# STATED EXERCISE:
Select the lines of the records containing the word "Viganò" and list them.

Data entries
....

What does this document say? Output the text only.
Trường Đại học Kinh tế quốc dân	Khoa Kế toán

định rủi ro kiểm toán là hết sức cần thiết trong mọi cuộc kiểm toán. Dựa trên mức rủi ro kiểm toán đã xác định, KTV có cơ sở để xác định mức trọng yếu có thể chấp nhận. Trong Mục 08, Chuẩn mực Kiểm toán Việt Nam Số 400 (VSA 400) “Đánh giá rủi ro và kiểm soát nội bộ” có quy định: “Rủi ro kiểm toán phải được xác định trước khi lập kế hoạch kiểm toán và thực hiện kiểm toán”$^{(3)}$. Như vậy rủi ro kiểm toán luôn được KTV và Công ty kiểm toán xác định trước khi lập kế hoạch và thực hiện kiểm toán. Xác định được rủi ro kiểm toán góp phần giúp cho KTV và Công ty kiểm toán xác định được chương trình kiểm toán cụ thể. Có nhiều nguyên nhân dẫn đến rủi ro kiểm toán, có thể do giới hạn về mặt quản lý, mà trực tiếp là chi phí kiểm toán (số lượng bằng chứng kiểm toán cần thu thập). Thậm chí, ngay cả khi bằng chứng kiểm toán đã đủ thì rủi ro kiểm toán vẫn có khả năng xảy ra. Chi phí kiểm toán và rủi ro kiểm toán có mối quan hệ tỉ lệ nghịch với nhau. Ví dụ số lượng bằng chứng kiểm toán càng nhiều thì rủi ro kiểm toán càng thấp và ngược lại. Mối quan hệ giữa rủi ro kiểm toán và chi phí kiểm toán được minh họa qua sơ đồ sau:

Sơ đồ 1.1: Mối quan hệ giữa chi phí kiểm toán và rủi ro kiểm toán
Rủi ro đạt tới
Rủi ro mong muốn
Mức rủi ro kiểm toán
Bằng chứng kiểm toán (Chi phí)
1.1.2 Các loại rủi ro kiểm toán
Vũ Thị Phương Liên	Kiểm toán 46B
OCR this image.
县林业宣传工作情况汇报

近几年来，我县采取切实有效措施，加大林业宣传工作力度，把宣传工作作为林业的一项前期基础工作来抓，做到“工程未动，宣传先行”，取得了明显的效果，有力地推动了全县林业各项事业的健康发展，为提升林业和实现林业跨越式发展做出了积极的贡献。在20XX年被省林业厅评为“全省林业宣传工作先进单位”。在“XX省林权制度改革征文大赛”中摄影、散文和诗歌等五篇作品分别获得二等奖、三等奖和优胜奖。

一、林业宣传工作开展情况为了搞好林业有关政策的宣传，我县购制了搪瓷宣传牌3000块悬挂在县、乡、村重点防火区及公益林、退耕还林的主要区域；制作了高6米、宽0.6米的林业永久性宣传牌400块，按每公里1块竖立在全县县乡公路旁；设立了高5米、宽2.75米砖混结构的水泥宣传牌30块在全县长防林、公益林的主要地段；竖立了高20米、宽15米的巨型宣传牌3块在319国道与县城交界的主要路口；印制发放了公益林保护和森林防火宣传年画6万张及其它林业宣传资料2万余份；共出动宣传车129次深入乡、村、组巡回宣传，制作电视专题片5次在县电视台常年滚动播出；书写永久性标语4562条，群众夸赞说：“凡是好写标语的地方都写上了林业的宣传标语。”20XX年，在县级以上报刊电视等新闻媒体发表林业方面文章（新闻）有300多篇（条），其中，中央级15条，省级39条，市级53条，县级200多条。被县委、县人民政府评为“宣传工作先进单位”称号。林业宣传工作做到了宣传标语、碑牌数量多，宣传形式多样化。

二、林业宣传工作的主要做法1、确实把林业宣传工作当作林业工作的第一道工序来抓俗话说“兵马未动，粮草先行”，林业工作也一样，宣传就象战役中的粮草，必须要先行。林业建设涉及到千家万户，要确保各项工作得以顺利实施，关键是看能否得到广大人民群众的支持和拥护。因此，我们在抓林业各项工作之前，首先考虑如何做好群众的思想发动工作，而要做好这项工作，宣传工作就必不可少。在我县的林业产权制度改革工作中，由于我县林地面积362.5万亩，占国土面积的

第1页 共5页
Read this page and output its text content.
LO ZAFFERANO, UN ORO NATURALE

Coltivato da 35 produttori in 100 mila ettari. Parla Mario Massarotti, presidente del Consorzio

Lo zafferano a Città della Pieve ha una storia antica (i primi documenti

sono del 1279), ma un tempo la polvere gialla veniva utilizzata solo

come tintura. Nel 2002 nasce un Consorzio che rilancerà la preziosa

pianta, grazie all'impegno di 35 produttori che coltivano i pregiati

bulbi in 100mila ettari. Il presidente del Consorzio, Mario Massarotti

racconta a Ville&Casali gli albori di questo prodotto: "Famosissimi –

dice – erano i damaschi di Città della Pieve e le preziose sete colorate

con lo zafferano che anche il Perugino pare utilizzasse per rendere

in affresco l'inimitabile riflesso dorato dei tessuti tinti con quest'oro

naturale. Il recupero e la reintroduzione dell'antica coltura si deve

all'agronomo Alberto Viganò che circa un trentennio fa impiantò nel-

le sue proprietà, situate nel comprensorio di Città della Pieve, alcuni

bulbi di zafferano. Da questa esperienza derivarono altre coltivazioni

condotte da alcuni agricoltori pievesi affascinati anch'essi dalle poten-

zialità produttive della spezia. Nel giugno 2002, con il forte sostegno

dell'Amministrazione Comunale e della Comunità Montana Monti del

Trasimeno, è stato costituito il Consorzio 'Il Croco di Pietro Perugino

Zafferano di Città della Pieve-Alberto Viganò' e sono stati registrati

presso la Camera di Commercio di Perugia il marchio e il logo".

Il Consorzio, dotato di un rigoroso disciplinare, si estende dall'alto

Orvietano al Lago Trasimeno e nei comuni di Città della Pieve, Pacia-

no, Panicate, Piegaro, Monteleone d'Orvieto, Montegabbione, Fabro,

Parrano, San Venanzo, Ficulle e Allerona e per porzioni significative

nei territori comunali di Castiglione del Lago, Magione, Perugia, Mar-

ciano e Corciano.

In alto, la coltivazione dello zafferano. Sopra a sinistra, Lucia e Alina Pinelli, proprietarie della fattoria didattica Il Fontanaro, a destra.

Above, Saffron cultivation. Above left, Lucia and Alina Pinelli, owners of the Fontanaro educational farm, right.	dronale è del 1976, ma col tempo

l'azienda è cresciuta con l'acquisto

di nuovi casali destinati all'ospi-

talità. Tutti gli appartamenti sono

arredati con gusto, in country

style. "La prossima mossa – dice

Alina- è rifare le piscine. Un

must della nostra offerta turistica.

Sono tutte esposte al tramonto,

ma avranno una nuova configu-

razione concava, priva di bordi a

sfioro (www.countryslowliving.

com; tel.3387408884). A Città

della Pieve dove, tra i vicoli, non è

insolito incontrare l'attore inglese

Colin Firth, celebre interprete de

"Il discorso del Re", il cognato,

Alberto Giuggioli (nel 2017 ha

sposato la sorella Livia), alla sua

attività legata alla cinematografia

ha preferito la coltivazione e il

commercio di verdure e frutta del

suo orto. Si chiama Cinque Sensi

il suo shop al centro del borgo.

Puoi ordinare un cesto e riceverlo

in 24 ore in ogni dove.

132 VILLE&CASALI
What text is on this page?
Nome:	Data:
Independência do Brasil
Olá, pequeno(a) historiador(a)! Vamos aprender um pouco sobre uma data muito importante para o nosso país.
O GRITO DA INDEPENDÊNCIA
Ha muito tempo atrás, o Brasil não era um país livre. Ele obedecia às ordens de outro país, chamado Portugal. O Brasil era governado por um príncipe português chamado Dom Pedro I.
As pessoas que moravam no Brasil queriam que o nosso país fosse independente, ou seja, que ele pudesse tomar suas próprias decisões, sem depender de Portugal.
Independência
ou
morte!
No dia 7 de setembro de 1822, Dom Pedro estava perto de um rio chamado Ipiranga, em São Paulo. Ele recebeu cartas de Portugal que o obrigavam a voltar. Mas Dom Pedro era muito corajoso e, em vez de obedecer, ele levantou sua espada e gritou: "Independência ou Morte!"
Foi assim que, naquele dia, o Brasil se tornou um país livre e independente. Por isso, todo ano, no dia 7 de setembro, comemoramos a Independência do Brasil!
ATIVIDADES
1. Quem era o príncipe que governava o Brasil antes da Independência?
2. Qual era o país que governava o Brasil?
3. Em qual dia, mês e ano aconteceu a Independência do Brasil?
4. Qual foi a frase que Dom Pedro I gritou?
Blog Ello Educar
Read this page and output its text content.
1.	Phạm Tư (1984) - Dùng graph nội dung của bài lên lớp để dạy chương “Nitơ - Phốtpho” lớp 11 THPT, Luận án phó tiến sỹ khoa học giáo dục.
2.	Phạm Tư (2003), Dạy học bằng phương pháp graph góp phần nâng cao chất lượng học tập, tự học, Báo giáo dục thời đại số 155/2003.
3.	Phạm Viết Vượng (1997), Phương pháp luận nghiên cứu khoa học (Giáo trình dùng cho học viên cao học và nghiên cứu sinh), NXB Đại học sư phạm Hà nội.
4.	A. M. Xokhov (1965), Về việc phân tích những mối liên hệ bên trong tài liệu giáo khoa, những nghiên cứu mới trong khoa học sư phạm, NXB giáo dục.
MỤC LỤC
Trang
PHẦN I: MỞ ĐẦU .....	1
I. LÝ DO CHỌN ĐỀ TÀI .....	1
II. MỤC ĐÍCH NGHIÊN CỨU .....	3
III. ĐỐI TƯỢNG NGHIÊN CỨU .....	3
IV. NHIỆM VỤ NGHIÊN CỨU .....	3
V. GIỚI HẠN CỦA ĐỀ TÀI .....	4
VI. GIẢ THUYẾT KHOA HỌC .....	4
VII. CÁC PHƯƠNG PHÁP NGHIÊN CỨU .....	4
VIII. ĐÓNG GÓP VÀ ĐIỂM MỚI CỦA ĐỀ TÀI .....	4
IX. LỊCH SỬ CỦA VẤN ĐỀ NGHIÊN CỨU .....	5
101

....

# EXERCISE RESPONSE:
all'agronomo Alberto Viganò che circa un trentennio fa impiantò nel-
Zafferano di Città della Pieve-Alberto Viganò' e sono stati registrati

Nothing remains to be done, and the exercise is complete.